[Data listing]
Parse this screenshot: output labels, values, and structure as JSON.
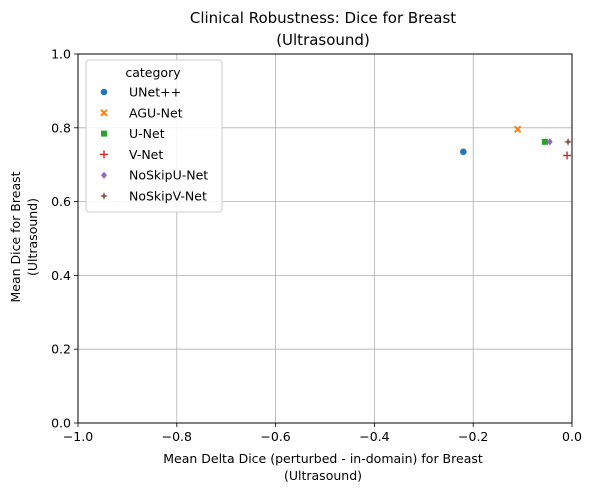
{
  "chart_data": {
    "type": "scatter",
    "title": [
      "Clinical Robustness: Dice for Breast",
      "(Ultrasound)"
    ],
    "xlabel": [
      "Mean Delta Dice (perturbed - in-domain) for Breast",
      "(Ultrasound)"
    ],
    "ylabel": [
      "Mean Dice for Breast",
      "(Ultrasound)"
    ],
    "xlim": [
      -1.0,
      0.0
    ],
    "ylim": [
      0.0,
      1.0
    ],
    "x_ticks": [
      -1.0,
      -0.8,
      -0.6,
      -0.4,
      -0.2,
      0.0
    ],
    "x_tick_labels": [
      "−1.0",
      "−0.8",
      "−0.6",
      "−0.4",
      "−0.2",
      "0.0"
    ],
    "y_ticks": [
      0.0,
      0.2,
      0.4,
      0.6,
      0.8,
      1.0
    ],
    "y_tick_labels": [
      "0.0",
      "0.2",
      "0.4",
      "0.6",
      "0.8",
      "1.0"
    ],
    "grid": true,
    "legend": {
      "title": "category",
      "placement": "upper-left"
    },
    "series": [
      {
        "name": "UNet++",
        "marker": "circle",
        "color": "#1f77b4",
        "points": [
          {
            "x": -0.22,
            "y": 0.735
          }
        ]
      },
      {
        "name": "AGU-Net",
        "marker": "x",
        "color": "#ff7f0e",
        "points": [
          {
            "x": -0.11,
            "y": 0.796
          }
        ]
      },
      {
        "name": "U-Net",
        "marker": "square",
        "color": "#2ca02c",
        "points": [
          {
            "x": -0.055,
            "y": 0.762
          }
        ]
      },
      {
        "name": "V-Net",
        "marker": "plus",
        "color": "#d62728",
        "points": [
          {
            "x": -0.01,
            "y": 0.725
          }
        ]
      },
      {
        "name": "NoSkipU-Net",
        "marker": "diamond",
        "color": "#9467bd",
        "points": [
          {
            "x": -0.045,
            "y": 0.762
          }
        ]
      },
      {
        "name": "NoSkipV-Net",
        "marker": "star",
        "color": "#8c564b",
        "points": [
          {
            "x": -0.008,
            "y": 0.762
          }
        ]
      }
    ]
  }
}
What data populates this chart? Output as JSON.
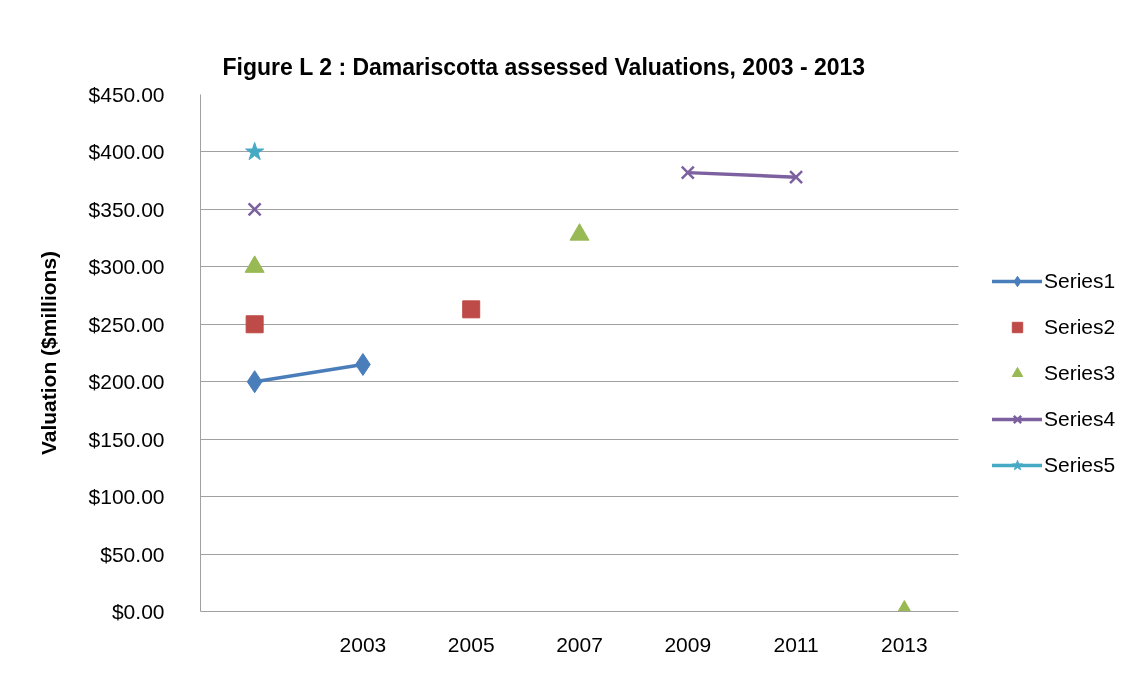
{
  "chart_data": {
    "type": "line",
    "title": "Figure L 2 : Damariscotta assessed Valuations, 2003 - 2013",
    "ylabel": "Valuation ($millions)",
    "categories": [
      null,
      "2003",
      "2005",
      "2007",
      "2009",
      "2011",
      "2013"
    ],
    "series": [
      {
        "name": "Series1",
        "color": "#4a7ebb",
        "marker": "diamond",
        "values": [
          200,
          215,
          null,
          null,
          null,
          null,
          null
        ]
      },
      {
        "name": "Series2",
        "type": "scatter",
        "color": "#be4b48",
        "marker": "square",
        "values": [
          250,
          null,
          263,
          null,
          null,
          null,
          null
        ]
      },
      {
        "name": "Series3",
        "type": "scatter",
        "color": "#98b954",
        "marker": "triangle",
        "values": [
          300,
          null,
          null,
          328,
          null,
          null,
          0
        ]
      },
      {
        "name": "Series4",
        "color": "#7d60a0",
        "marker": "cross",
        "values": [
          350,
          null,
          null,
          null,
          382,
          378,
          null
        ]
      },
      {
        "name": "Series5",
        "color": "#46aac5",
        "marker": "star",
        "values": [
          400,
          null,
          null,
          null,
          null,
          null,
          null
        ]
      }
    ],
    "ylim": [
      0,
      450
    ],
    "yticks": [
      {
        "value": 0,
        "label": "$0.00"
      },
      {
        "value": 50,
        "label": "$50.00"
      },
      {
        "value": 100,
        "label": "$100.00"
      },
      {
        "value": 150,
        "label": "$150.00"
      },
      {
        "value": 200,
        "label": "$200.00"
      },
      {
        "value": 250,
        "label": "$250.00"
      },
      {
        "value": 300,
        "label": "$300.00"
      },
      {
        "value": 350,
        "label": "$350.00"
      },
      {
        "value": 400,
        "label": "$400.00"
      },
      {
        "value": 450,
        "label": "$450.00"
      }
    ],
    "grid": "y",
    "legend": "right",
    "line_style": "solid"
  }
}
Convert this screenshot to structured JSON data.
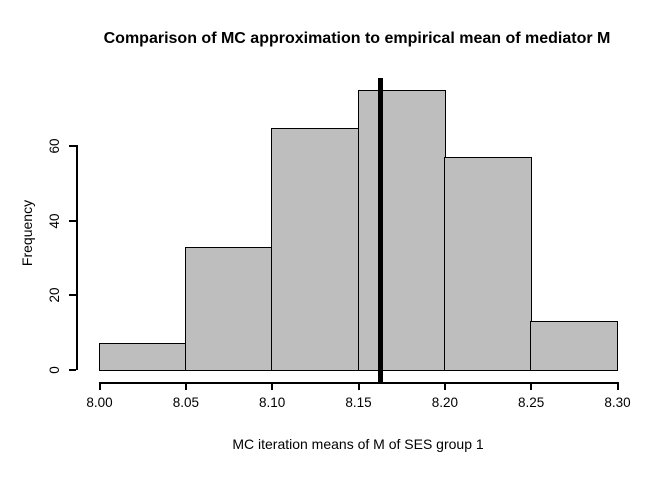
{
  "title": "Comparison of MC approximation to empirical mean of mediator M",
  "chart_data": {
    "type": "bar",
    "subtype": "histogram",
    "title": "Comparison of MC approximation to empirical mean of mediator M",
    "xlabel": "MC iteration means of M of SES group 1",
    "ylabel": "Frequency",
    "bin_breaks": [
      8.0,
      8.05,
      8.1,
      8.15,
      8.2,
      8.25,
      8.3
    ],
    "frequencies": [
      7,
      33,
      65,
      75,
      57,
      13
    ],
    "x_ticks": [
      "8.00",
      "8.05",
      "8.10",
      "8.15",
      "8.20",
      "8.25",
      "8.30"
    ],
    "x_tick_values": [
      8.0,
      8.05,
      8.1,
      8.15,
      8.2,
      8.25,
      8.3
    ],
    "y_ticks": [
      "0",
      "20",
      "40",
      "60"
    ],
    "y_tick_values": [
      0,
      20,
      40,
      60
    ],
    "xlim": [
      8.0,
      8.3
    ],
    "ylim": [
      0,
      75
    ],
    "grid": "off",
    "legend": "none",
    "vline_x": 8.163,
    "colors": {
      "bar_fill": "#BEBEBE",
      "bar_border": "#000000",
      "axis": "#000000",
      "vline": "#000000",
      "text": "#000000",
      "background": "#FFFFFF"
    }
  }
}
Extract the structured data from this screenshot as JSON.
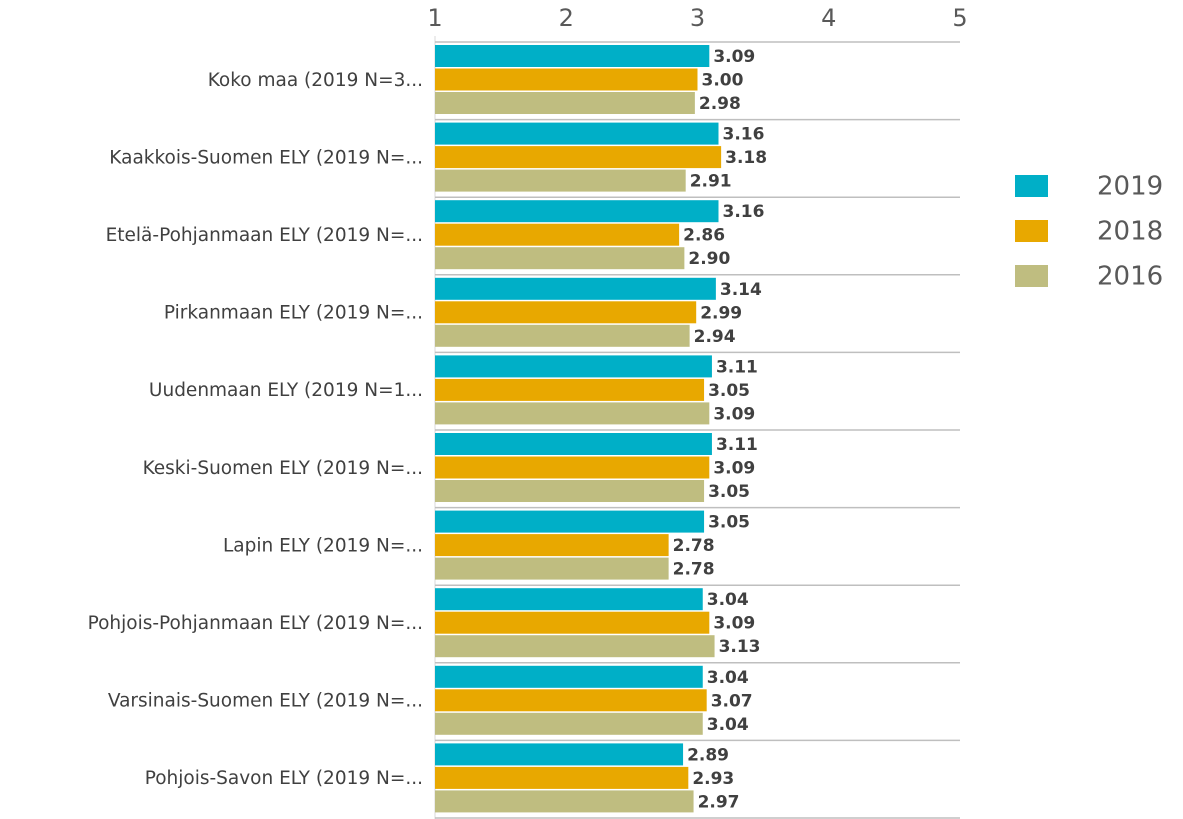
{
  "chart_data": {
    "type": "bar",
    "orientation": "horizontal",
    "categories": [
      "Koko maa (2019 N=3...",
      "Kaakkois-Suomen ELY (2019 N=...",
      "Etelä-Pohjanmaan ELY (2019 N=...",
      "Pirkanmaan ELY (2019 N=...",
      "Uudenmaan ELY (2019 N=1...",
      "Keski-Suomen ELY (2019 N=...",
      "Lapin ELY (2019 N=...",
      "Pohjois-Pohjanmaan ELY (2019 N=...",
      "Varsinais-Suomen ELY (2019 N=...",
      "Pohjois-Savon ELY (2019 N=..."
    ],
    "series": [
      {
        "name": "2019",
        "color": "#00afc7",
        "values": [
          3.09,
          3.16,
          3.16,
          3.14,
          3.11,
          3.11,
          3.05,
          3.04,
          3.04,
          2.89
        ],
        "value_labels": [
          "3.09",
          "3.16",
          "3.16",
          "3.14",
          "3.11",
          "3.11",
          "3.05",
          "3.04",
          "3.04",
          "2.89"
        ]
      },
      {
        "name": "2018",
        "color": "#e8a800",
        "values": [
          3,
          3.18,
          2.86,
          2.99,
          3.05,
          3.09,
          2.78,
          3.09,
          3.07,
          2.93
        ],
        "value_labels": [
          "3.00",
          "3.18",
          "2.86",
          "2.99",
          "3.05",
          "3.09",
          "2.78",
          "3.09",
          "3.07",
          "2.93"
        ]
      },
      {
        "name": "2016",
        "color": "#bfbd80",
        "values": [
          2.98,
          2.91,
          2.9,
          2.94,
          3.09,
          3.05,
          2.78,
          3.13,
          3.04,
          2.97
        ],
        "value_labels": [
          "2.98",
          "2.91",
          "2.90",
          "2.94",
          "3.09",
          "3.05",
          "2.78",
          "3.13",
          "3.04",
          "2.97"
        ]
      }
    ],
    "xlim": [
      1,
      5
    ],
    "xticks": [
      1,
      2,
      3,
      4,
      5
    ],
    "legend": "right"
  }
}
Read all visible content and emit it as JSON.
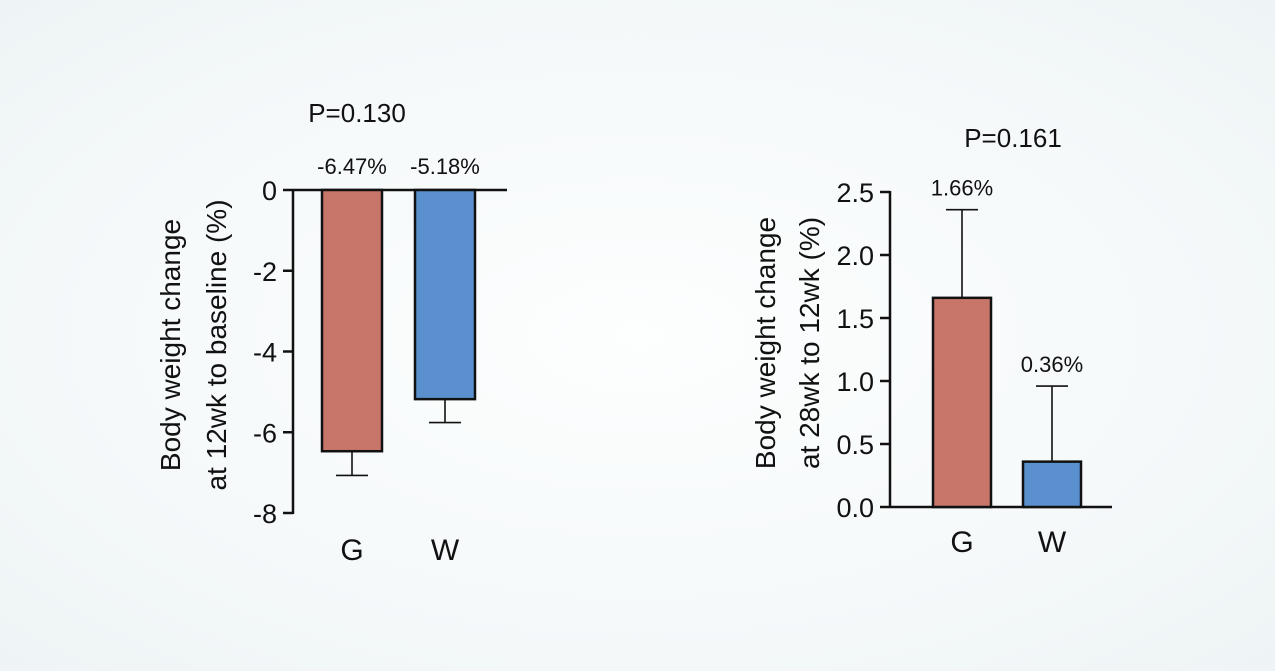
{
  "chart_data": [
    {
      "type": "bar",
      "title": "",
      "annotation": "P=0.130",
      "ylabel_lines": [
        "Body weight change",
        "at 12wk to baseline (%)"
      ],
      "xlabel": "",
      "categories": [
        "G",
        "W"
      ],
      "values": [
        -6.47,
        -5.18
      ],
      "error": [
        0.6,
        0.58
      ],
      "data_labels": [
        "-6.47%",
        "-5.18%"
      ],
      "ylim": [
        -8,
        0
      ],
      "yticks": [
        0,
        -2,
        -4,
        -6,
        -8
      ],
      "ytick_labels": [
        "0",
        "-2",
        "-4",
        "-6",
        "-8"
      ],
      "colors": [
        "#c8766a",
        "#5b90cf"
      ],
      "grid": false
    },
    {
      "type": "bar",
      "title": "",
      "annotation": "P=0.161",
      "ylabel_lines": [
        "Body weight change",
        "at 28wk to 12wk (%)"
      ],
      "xlabel": "",
      "categories": [
        "G",
        "W"
      ],
      "values": [
        1.66,
        0.36
      ],
      "error": [
        0.7,
        0.6
      ],
      "data_labels": [
        "1.66%",
        "0.36%"
      ],
      "ylim": [
        0,
        2.5
      ],
      "yticks": [
        0,
        0.5,
        1.0,
        1.5,
        2.0,
        2.5
      ],
      "ytick_labels": [
        "0.0",
        "0.5",
        "1.0",
        "1.5",
        "2.0",
        "2.5"
      ],
      "colors": [
        "#c8766a",
        "#5b90cf"
      ],
      "grid": false
    }
  ]
}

*Your objective*:
Pick out the lines that include the word "empirical" and write them out.

*Result*:
  "title": "Comparison of MC approximation to empirical mean of mediator M",
    "title": "Comparison of MC approximation to empirical mean of mediator M",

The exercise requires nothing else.